BRANO DI PARTENZA →
Parlando di calcio con Le Roi, Michel Platini

Come (ex) appassionato di calcio, juventino peraltro, sono stato molto fortunato: ho vissuto le gesta calcistiche di Michel Platini all'età giusta, quando mito e passione si fondono senza soluzione di continuità.
Non riesco a dimenticare il dramma di Heysel (e neanche lui, da quel che ho letto), ma non posso neanche dimenticare un lustro epico di calcio assoluto, guarnito da comportamenti sportivi di raro nitore.
E quindi mi sono accostato a questo libro con estrema cautela, spaventato com'ero di rovinare la festa al bimbo che ero. 
E, invece, è un gran bel libro, proprio perché (o forse perché) non accarezza minimamente l'autobiografia più stretta, ma invece racconta la bellezza del calcio, con un giusto equilibrio tra pragmatismo e passione, modernismo e rispetto per la tradizione.

DATI ESTRATTI →
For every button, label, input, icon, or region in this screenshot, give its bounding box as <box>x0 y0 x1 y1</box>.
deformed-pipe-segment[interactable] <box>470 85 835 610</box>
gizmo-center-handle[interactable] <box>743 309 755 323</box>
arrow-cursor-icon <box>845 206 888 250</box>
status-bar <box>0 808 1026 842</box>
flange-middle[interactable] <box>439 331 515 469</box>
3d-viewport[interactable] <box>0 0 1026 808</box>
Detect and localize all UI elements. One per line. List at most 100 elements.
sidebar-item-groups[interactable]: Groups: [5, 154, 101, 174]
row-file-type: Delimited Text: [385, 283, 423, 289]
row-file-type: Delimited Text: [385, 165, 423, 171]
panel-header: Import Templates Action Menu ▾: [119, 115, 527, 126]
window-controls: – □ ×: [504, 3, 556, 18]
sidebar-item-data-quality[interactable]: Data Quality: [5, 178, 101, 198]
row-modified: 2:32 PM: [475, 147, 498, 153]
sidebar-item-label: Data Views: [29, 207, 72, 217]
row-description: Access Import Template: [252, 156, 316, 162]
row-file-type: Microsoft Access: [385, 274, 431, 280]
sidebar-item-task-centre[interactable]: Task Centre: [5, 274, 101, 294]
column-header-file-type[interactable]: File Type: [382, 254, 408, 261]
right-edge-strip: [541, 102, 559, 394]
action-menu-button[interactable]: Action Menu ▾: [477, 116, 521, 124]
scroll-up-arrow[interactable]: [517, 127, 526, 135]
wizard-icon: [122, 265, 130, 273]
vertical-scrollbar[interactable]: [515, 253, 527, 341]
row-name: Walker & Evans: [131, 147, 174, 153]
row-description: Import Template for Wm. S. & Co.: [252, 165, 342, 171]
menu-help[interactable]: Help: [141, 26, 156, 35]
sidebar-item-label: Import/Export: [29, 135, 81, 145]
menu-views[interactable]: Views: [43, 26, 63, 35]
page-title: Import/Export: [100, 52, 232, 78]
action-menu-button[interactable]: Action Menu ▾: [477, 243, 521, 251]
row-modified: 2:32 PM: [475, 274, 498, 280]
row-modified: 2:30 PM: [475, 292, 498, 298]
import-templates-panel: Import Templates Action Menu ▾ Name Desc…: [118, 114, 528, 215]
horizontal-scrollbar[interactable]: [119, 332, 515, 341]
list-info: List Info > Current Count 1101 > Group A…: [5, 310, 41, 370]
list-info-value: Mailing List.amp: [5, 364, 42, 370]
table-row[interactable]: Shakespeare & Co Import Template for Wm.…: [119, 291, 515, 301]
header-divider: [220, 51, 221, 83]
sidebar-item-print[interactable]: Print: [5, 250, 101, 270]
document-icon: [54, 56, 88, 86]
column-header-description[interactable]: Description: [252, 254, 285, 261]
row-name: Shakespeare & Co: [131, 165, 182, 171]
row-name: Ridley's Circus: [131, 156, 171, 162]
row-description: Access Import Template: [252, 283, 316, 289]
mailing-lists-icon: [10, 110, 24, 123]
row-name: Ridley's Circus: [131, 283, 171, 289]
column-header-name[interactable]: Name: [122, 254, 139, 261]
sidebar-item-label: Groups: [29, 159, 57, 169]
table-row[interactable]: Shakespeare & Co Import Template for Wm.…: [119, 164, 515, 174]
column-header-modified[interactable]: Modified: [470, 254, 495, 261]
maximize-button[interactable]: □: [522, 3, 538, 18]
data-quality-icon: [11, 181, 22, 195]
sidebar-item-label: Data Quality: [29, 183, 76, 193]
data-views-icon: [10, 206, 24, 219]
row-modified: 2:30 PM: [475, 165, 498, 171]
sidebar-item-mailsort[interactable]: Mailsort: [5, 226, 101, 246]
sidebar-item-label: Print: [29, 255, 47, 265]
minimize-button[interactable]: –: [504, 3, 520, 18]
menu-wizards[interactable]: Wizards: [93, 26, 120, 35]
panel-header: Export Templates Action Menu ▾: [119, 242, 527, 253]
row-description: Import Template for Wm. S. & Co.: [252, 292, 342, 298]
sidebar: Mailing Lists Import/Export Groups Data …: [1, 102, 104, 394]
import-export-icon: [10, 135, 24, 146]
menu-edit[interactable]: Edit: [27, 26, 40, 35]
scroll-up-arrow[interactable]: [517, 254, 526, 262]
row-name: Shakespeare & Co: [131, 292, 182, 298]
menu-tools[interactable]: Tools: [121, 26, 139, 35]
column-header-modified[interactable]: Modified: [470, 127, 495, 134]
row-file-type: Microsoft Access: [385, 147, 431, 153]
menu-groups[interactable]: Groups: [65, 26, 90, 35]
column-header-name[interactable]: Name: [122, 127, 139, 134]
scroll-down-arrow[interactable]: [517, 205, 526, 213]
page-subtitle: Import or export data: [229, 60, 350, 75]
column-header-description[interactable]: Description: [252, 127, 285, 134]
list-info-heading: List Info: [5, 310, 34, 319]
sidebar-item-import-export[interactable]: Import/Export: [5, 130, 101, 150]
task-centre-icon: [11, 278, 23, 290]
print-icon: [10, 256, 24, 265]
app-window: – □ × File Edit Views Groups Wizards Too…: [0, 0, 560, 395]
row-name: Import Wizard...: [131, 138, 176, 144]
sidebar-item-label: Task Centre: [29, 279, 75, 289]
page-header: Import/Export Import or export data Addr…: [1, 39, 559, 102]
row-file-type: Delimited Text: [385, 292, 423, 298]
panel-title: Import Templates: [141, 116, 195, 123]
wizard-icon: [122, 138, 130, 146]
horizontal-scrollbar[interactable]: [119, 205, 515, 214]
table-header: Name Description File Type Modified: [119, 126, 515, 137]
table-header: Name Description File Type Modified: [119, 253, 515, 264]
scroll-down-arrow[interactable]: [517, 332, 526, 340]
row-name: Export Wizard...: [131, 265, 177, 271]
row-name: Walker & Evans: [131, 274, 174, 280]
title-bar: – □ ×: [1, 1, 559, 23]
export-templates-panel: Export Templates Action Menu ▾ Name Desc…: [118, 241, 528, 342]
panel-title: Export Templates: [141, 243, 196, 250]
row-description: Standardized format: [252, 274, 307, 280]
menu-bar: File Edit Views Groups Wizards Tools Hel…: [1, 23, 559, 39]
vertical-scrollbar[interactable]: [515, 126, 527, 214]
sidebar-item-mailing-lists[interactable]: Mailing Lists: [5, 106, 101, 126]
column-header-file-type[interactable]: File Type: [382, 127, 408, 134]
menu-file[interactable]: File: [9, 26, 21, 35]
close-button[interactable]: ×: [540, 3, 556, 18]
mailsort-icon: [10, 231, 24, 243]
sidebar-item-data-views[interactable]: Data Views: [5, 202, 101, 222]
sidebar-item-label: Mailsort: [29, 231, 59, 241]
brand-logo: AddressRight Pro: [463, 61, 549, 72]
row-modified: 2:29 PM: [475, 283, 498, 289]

QUESITO SCRITTO A →
Ricopia dal brano su Platini il passo che comincia con "Parlando di calcio" e prosegue fino a "per la tradizione.".
QUESITO SCRITTO B →
Stabilisci se le affermazioni seguenti concordano con il brano su Platini, rispondendo sì o no e citando le parole decisive: (i) chi scrive si dichiara tifoso della Juventus; (ii) il libro è presentato come un'autobiografia in senso stretto; (iii) chi scrive si è avvicinato al libro con cautela.

RISPOSTA A →
Parlando di calcio con Le Roi, Michel Platini

Come (ex) appassionato di calcio, juventino peraltro, sono stato molto fortunato: ho vissuto le gesta calcistiche di Michel Platini all'età giusta, quando mito e passione si fondono senza soluzione di continuità.
Non riesco a dimenticare il dramma di Heysel (e neanche lui, da quel che ho letto), ma non posso neanche dimenticare un lustro epico di calcio assoluto, guarnito da comportamenti sportivi di raro nitore.
E quindi mi sono accostato a questo libro con estrema cautela, spaventato com'ero di rovinare la festa al bimbo che ero. 
E, invece, è un gran bel libro, proprio perché (o forse perché) non accarezza minimamente l'autobiografia più stretta, ma invece racconta la bellezza del calcio, con un giusto equilibrio tra pragmatismo e passione, modernismo e rispetto per la tradizione.

RISPOSTA B →
(i) Sì: «juventino peraltro».
(ii) No: «non accarezza minimamente l'autobiografia più stretta».
(iii) Sì: «mi sono accostato a questo libro con estrema cautela».